**What you are asked to do**: Spot each line in the records below where the word "name" occurs, then copy it.

* start Data for this exercise *

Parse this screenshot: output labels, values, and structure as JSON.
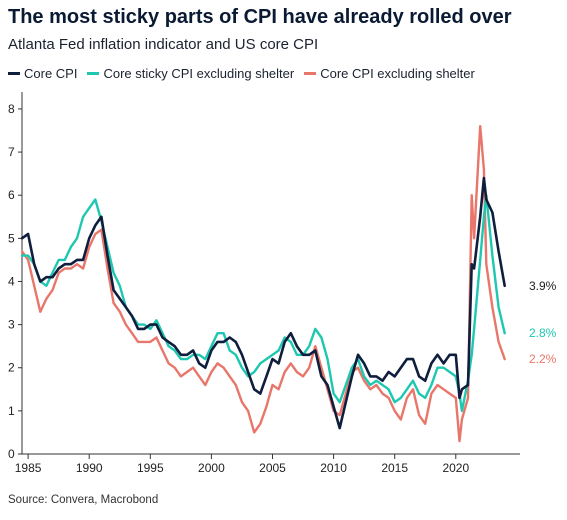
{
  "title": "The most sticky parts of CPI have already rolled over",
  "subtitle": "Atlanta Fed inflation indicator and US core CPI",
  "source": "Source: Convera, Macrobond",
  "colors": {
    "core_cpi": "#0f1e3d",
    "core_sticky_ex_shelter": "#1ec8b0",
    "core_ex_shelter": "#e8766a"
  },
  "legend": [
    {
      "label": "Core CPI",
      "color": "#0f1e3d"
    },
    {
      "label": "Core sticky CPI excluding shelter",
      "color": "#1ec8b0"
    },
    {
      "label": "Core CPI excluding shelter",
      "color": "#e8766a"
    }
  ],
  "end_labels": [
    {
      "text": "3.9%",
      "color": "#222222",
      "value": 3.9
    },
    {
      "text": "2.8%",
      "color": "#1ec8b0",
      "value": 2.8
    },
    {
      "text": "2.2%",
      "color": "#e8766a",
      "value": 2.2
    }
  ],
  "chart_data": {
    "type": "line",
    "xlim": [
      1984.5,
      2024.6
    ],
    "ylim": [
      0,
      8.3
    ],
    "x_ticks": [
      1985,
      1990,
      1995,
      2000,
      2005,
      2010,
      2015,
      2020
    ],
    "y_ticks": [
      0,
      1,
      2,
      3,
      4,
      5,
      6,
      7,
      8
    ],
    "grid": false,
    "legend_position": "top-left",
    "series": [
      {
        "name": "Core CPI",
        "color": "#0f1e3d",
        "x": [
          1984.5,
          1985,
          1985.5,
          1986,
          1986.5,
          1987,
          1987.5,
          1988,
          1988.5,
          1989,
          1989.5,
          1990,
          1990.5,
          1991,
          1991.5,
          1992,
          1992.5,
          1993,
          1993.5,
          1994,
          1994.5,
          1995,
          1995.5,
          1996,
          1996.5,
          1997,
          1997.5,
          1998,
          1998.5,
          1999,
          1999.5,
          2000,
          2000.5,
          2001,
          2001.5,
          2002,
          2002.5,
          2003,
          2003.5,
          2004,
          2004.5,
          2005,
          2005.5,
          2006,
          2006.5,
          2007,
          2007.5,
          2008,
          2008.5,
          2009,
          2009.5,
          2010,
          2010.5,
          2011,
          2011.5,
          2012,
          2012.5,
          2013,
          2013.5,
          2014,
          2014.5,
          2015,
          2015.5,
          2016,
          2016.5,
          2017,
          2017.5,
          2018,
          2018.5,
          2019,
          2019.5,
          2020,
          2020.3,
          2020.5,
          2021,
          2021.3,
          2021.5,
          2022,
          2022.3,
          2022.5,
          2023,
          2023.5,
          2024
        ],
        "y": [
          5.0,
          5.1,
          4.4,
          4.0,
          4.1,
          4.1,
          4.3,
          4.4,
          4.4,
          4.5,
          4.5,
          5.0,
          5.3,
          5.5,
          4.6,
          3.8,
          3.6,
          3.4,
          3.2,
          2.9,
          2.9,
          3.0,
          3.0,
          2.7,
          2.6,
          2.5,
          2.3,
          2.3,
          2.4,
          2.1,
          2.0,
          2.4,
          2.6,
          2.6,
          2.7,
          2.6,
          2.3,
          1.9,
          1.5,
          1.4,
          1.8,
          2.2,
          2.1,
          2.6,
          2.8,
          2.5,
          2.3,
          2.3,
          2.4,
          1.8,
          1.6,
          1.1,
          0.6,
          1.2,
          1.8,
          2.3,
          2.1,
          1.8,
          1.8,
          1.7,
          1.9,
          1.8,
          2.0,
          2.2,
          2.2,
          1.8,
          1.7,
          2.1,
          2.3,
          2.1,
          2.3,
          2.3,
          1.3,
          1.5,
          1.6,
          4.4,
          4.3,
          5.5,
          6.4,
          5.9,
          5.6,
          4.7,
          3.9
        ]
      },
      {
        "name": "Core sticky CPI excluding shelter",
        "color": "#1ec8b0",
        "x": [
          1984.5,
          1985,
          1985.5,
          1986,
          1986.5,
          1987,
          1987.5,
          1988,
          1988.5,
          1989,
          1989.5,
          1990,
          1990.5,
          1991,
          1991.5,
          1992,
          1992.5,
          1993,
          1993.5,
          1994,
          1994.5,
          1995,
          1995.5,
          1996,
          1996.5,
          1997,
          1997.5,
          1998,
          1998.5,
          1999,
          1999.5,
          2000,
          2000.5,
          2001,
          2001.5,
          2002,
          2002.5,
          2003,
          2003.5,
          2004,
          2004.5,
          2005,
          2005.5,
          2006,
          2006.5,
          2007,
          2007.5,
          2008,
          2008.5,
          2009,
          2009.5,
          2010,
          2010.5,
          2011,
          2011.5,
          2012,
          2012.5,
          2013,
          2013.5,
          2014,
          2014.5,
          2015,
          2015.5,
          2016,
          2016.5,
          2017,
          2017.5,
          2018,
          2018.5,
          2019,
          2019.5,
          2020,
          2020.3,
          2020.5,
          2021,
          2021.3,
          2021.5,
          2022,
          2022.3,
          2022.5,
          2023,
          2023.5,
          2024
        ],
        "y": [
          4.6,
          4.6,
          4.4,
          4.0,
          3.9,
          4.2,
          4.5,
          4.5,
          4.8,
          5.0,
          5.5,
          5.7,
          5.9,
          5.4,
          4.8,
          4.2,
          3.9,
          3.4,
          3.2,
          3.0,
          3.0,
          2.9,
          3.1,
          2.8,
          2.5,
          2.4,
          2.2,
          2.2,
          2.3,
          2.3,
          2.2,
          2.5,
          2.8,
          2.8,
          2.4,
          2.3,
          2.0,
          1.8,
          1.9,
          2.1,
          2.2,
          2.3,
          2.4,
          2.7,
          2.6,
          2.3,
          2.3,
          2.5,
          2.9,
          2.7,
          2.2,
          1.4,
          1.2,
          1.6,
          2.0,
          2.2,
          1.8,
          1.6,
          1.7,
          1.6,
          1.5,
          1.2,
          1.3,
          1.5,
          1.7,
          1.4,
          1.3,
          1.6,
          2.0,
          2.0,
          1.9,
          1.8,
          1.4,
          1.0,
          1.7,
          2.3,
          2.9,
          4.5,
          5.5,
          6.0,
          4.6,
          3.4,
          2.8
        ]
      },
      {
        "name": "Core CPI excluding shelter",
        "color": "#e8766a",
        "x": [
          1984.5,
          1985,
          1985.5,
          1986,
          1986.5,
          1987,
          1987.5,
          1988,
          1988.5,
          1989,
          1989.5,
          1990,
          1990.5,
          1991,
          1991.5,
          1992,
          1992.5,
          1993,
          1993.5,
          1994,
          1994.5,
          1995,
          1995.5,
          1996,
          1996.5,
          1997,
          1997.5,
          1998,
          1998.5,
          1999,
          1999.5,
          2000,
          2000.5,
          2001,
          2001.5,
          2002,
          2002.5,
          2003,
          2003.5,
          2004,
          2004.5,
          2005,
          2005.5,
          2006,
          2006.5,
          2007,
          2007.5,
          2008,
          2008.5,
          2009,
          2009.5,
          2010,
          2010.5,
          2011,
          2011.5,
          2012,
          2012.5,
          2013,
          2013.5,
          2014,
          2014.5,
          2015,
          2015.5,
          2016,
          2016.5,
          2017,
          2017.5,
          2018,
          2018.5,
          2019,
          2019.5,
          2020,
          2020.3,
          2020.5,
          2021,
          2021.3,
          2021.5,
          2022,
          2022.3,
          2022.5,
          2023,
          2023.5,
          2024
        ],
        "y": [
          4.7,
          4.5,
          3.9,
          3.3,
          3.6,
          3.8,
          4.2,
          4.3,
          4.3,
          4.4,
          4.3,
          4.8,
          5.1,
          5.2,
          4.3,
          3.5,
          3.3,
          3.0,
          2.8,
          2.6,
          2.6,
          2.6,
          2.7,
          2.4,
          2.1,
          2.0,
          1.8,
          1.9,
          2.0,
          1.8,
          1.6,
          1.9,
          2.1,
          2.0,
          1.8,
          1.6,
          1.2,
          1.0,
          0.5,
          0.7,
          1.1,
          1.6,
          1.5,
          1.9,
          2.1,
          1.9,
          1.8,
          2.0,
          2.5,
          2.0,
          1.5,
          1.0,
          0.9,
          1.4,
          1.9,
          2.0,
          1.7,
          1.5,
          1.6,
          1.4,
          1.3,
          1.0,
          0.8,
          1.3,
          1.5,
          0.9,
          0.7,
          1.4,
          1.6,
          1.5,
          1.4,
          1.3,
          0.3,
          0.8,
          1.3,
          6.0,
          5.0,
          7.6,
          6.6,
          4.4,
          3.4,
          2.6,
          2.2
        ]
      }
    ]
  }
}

* end Data for this exercise *
* start Data for this exercise *

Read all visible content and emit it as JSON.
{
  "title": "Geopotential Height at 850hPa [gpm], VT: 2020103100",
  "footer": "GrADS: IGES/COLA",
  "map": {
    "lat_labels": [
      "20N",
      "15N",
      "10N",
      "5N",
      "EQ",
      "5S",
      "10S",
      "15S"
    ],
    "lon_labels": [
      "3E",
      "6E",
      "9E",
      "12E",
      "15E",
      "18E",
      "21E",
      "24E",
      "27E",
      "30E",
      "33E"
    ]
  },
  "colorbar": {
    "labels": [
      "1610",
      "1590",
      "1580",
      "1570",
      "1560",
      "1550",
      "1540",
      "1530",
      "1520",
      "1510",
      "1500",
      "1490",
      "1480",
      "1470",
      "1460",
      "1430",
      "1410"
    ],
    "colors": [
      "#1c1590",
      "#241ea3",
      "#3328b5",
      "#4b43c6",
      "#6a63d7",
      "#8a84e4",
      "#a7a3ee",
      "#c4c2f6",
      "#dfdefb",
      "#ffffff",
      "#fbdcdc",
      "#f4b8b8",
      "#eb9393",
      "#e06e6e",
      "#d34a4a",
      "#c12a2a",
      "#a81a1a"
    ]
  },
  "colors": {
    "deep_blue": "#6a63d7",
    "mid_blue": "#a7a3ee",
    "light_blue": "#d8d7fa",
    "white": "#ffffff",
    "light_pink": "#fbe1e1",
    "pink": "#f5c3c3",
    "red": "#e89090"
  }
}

* end Data for this exercise *

**Task output**:
        "name": "Core CPI",
        "name": "Core sticky CPI excluding shelter",
        "name": "Core CPI excluding shelter",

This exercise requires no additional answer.